**Consegna**
Stabilisci se le affermazioni seguenti concordano con il brano sui modi di dire napoletani, rispondendo sì o no e citando alla lettera le parole del brano che lo dimostrano. 1. L'espressione "Jí cercanno 'mbruoglio, aiutame!" si usa a Napoli per commentare chi per abitudine non agisce con rettitudine. 2. Il comando "Appíla ca esce feccia!" è rivolto dal garzone all'oste. 3. In gergo la feccia viene chiamata anche la mamma del vino.

**Brano estratto**
----------
9. Jí cercanno 'mbruoglio, aiutame!
Letteralmente: andare alla ricerca di un imbroglio che possa aiutare. Id est: quando ci si trovi in situazioni o circostanze tali che non lascino intravedere vie d’uscita, l’unico mezzo di trarsi d’impaccio è quello di rifugiarsi in un non meglio identificato ‘mbruoglio (imbroglio,astuzia, inganno, moto di destrezza) che in un modo o in un altro consenta di risolver la faccenda. La locuzione a Napoli è usata a salace commento delle azioni di chi, per abitudine, non è avvezzo ad agire con rettitudine o chiarezza e per habitus mentale si rifugia nell’imbroglio, pescando nel torbido.
10. Appíla ca esce feccia!
Letteralmente: tura che esce feccia. Questo è il comando imperioso dato dall'oste al garzone che stia aiutandolo a travasare il vino affinché ponga lo stoppaccio o zipolo alla botte quando, oramai vuotata, questa comincia a metter fuori la feccia o (in gergo) la mamma del vino; per traslato è il caustico ed imperioso comando che a Napoli si suole dare a chi - colloquiando - cominci a metter fuori sciocchezze o, peggio ancora, offese gratuite.
----------
**Dati**
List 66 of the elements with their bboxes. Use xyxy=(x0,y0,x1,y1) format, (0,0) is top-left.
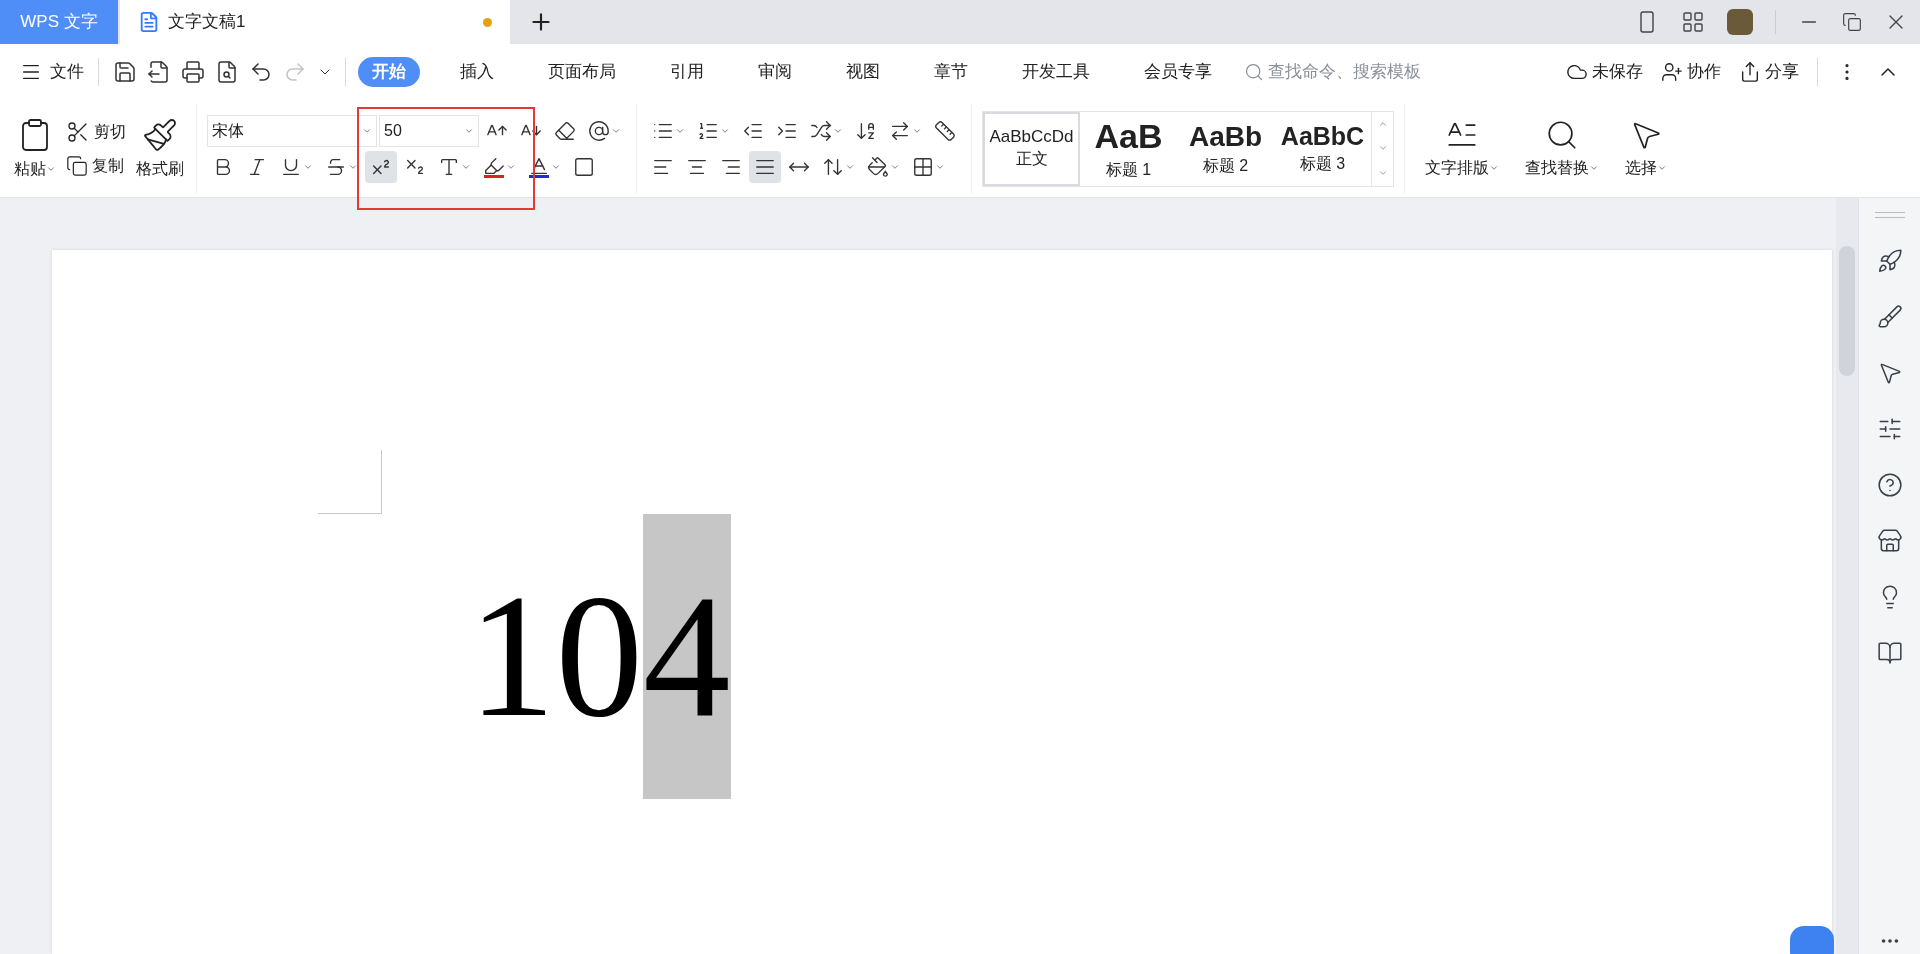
----------
**Soluzione**
1. Sì: "La locuzione a Napoli è usata a salace commento delle azioni di chi, per abitudine, non è avvezzo ad agire con rettitudine o chiarezza".
2. No: "Questo è il comando imperioso dato dall'oste al garzone".
3. Sì: "metter fuori la feccia o (in gergo) la mamma del vino".